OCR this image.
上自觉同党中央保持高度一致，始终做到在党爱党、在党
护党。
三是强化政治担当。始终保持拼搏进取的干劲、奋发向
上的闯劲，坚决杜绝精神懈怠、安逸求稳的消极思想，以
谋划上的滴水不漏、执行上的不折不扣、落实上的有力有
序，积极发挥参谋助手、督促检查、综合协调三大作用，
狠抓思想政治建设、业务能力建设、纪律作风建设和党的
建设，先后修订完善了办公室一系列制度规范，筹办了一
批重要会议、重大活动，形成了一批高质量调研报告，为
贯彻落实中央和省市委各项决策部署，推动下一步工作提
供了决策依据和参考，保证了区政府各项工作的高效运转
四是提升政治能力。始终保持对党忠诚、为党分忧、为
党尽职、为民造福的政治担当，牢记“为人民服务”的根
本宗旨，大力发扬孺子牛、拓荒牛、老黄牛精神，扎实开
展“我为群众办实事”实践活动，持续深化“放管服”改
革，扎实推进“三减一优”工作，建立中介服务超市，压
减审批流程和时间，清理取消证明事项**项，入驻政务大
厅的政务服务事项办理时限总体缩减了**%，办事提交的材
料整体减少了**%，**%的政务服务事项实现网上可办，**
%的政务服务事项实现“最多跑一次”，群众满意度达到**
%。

WHAT YOU NEED TO DO
Output all of the data above without any alteration.

OUTPUT FOR THIS EXERCISE
OCR this image.
上自觉同党中央保持高度一致，始终做到在党爱党、在党
护党。
三是强化政治担当。始终保持拼搏进取的干劲、奋发向
上的闯劲，坚决杜绝精神懈怠、安逸求稳的消极思想，以
谋划上的滴水不漏、执行上的不折不扣、落实上的有力有
序，积极发挥参谋助手、督促检查、综合协调三大作用，
狠抓思想政治建设、业务能力建设、纪律作风建设和党的
建设，先后修订完善了办公室一系列制度规范，筹办了一
批重要会议、重大活动，形成了一批高质量调研报告，为
贯彻落实中央和省市委各项决策部署，推动下一步工作提
供了决策依据和参考，保证了区政府各项工作的高效运转
四是提升政治能力。始终保持对党忠诚、为党分忧、为
党尽职、为民造福的政治担当，牢记“为人民服务”的根
本宗旨，大力发扬孺子牛、拓荒牛、老黄牛精神，扎实开
展“我为群众办实事”实践活动，持续深化“放管服”改
革，扎实推进“三减一优”工作，建立中介服务超市，压
减审批流程和时间，清理取消证明事项**项，入驻政务大
厅的政务服务事项办理时限总体缩减了**%，办事提交的材
料整体减少了**%，**%的政务服务事项实现网上可办，**
%的政务服务事项实现“最多跑一次”，群众满意度达到**
%。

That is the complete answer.